§ Excerpt from a dataset:

· · · · ·

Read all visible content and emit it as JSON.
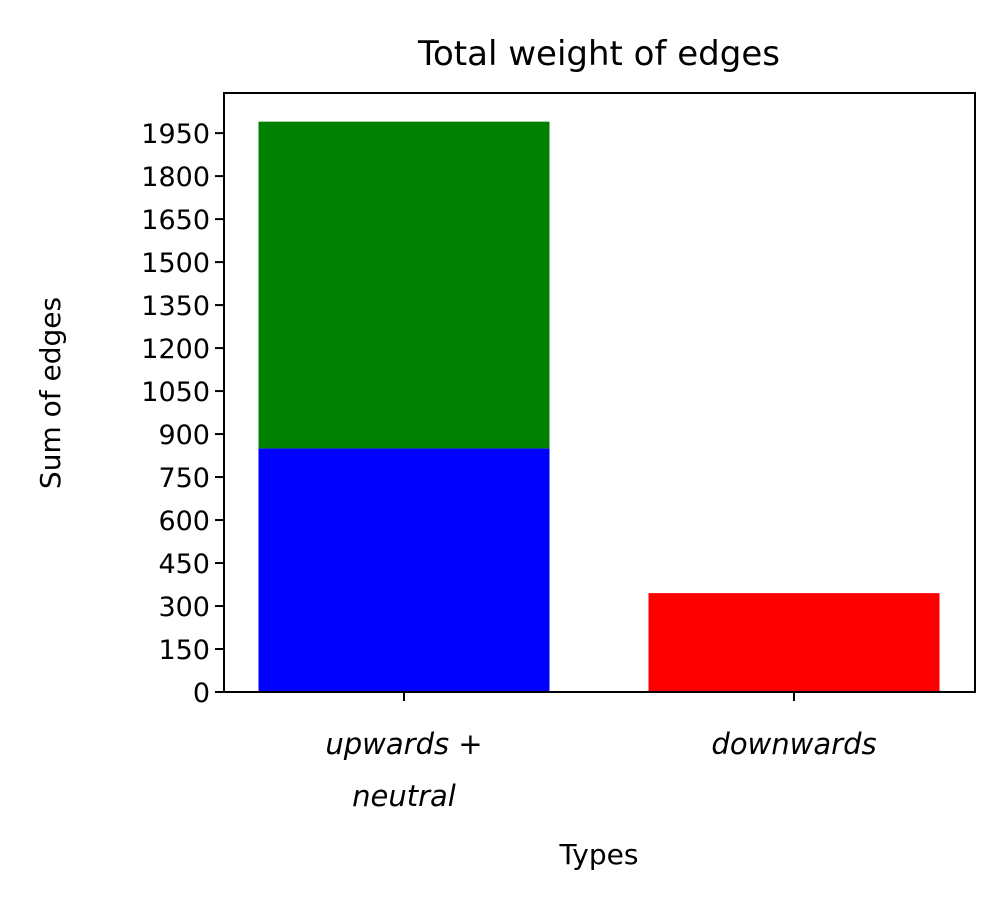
{
  "chart_data": {
    "type": "bar",
    "stacked": true,
    "title": "Total weight of edges",
    "xlabel": "Types",
    "ylabel": "Sum of edges",
    "ylim": [
      0,
      2090
    ],
    "categories": [
      {
        "lines": [
          "upwards +",
          "neutral"
        ]
      },
      {
        "lines": [
          "downwards"
        ]
      }
    ],
    "yticks": [
      "0",
      "150",
      "300",
      "450",
      "600",
      "750",
      "900",
      "1050",
      "1200",
      "1350",
      "1500",
      "1650",
      "1800",
      "1950"
    ],
    "bars": [
      {
        "category": 0,
        "segments": [
          {
            "value": 850,
            "color": "#0000ff"
          },
          {
            "value": 1140,
            "color": "#008000"
          }
        ]
      },
      {
        "category": 1,
        "segments": [
          {
            "value": 345,
            "color": "#ff0000"
          }
        ]
      }
    ],
    "grid": false,
    "legend": "none"
  }
}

· · · · ·

§ Set problem: Retype all the records shown above, character for character. Omit every picture.

§ Final result:
Read all visible content and emit it as JSON.
{
  "chart_data": {
    "type": "bar",
    "stacked": true,
    "title": "Total weight of edges",
    "xlabel": "Types",
    "ylabel": "Sum of edges",
    "ylim": [
      0,
      2090
    ],
    "categories": [
      {
        "lines": [
          "upwards +",
          "neutral"
        ]
      },
      {
        "lines": [
          "downwards"
        ]
      }
    ],
    "yticks": [
      "0",
      "150",
      "300",
      "450",
      "600",
      "750",
      "900",
      "1050",
      "1200",
      "1350",
      "1500",
      "1650",
      "1800",
      "1950"
    ],
    "bars": [
      {
        "category": 0,
        "segments": [
          {
            "value": 850,
            "color": "#0000ff"
          },
          {
            "value": 1140,
            "color": "#008000"
          }
        ]
      },
      {
        "category": 1,
        "segments": [
          {
            "value": 345,
            "color": "#ff0000"
          }
        ]
      }
    ],
    "grid": false,
    "legend": "none"
  }
}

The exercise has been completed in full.